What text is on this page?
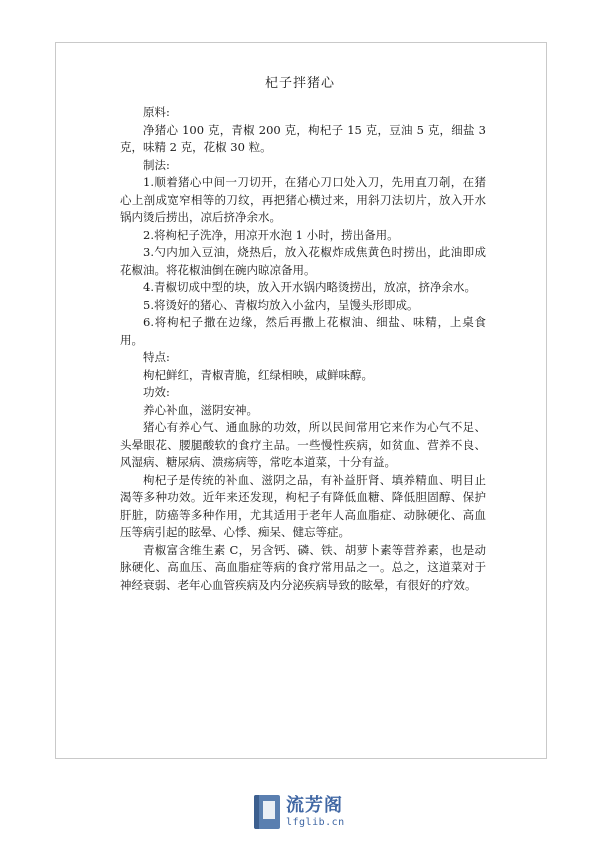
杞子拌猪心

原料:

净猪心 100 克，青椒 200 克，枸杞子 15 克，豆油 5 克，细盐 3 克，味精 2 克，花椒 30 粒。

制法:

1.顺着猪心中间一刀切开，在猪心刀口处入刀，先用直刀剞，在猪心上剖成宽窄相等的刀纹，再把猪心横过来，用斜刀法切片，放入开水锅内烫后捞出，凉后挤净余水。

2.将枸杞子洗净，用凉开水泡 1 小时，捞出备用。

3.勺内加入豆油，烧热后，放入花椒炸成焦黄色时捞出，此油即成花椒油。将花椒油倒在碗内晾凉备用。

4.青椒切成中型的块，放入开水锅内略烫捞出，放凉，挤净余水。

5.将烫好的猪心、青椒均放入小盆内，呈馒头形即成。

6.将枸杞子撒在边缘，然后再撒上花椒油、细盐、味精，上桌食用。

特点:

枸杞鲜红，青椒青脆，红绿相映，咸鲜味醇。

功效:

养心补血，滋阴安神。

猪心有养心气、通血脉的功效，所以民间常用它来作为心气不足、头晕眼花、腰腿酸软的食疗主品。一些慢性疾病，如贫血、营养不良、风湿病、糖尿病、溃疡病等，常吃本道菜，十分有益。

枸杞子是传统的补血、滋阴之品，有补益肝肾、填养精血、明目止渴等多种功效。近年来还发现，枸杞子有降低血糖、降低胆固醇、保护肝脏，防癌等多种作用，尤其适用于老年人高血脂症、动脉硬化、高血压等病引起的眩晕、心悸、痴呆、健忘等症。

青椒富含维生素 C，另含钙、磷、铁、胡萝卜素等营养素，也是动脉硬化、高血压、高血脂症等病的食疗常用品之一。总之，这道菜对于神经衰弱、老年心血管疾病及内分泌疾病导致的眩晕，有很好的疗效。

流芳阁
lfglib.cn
----
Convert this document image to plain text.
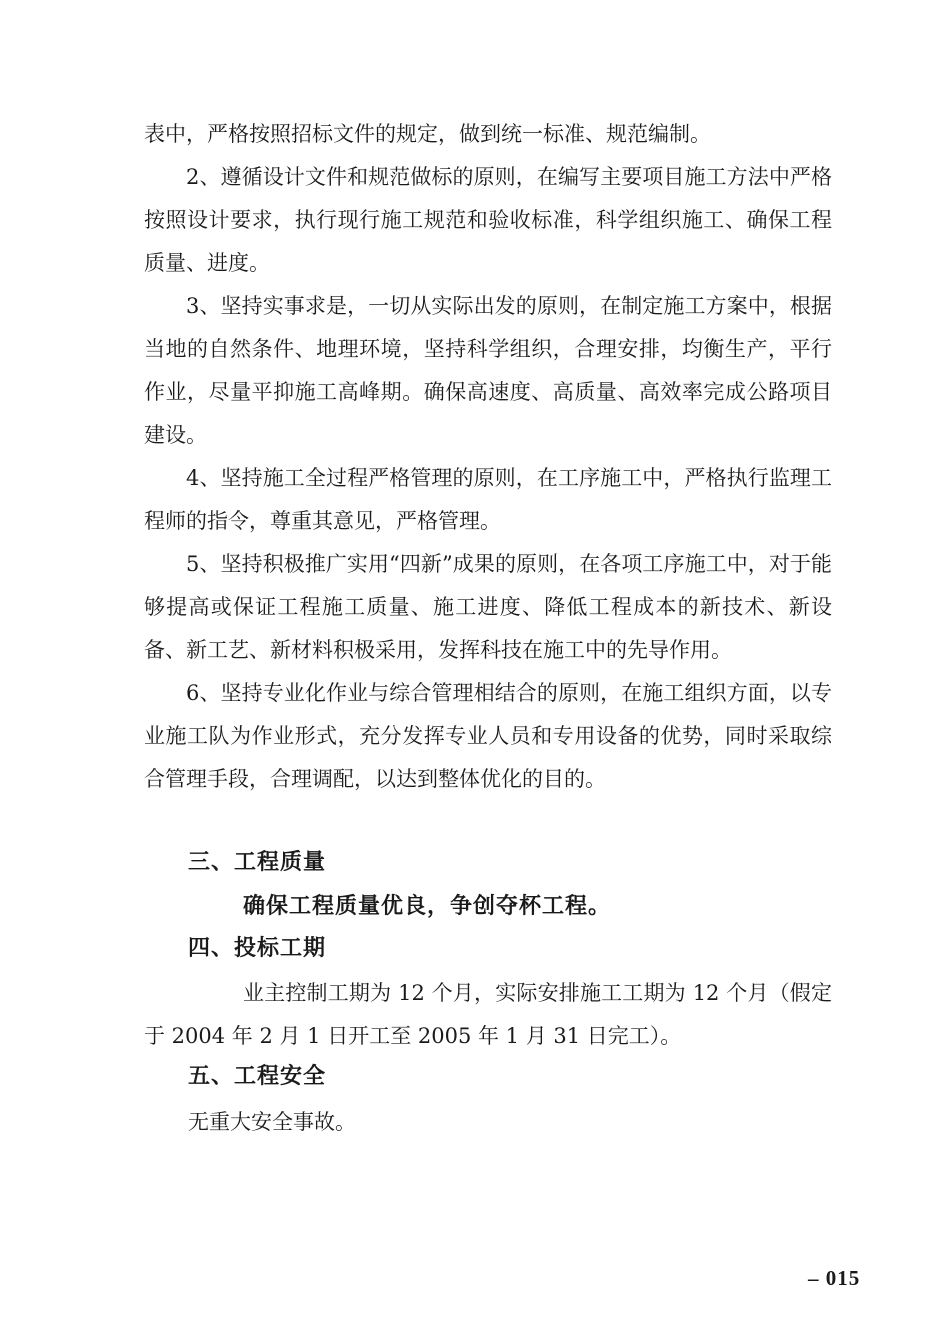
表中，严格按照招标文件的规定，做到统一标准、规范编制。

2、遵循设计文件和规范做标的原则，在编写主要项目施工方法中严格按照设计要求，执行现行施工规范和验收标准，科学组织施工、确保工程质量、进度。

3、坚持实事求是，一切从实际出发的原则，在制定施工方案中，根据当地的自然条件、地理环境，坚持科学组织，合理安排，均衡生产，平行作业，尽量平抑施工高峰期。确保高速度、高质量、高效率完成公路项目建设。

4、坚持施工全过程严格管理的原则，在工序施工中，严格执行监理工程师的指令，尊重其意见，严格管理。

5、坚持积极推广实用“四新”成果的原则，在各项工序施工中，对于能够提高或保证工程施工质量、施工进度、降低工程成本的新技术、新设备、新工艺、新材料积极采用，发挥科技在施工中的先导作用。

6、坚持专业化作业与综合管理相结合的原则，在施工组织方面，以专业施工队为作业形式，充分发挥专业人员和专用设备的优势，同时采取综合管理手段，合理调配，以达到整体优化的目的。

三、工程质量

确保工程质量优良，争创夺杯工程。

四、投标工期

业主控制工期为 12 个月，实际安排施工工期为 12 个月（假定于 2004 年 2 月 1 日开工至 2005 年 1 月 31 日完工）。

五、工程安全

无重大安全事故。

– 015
----
Wherever the word "this" occurs in a line of the listing, copy that line.

What text is on this page?
Convert this document image to plain text.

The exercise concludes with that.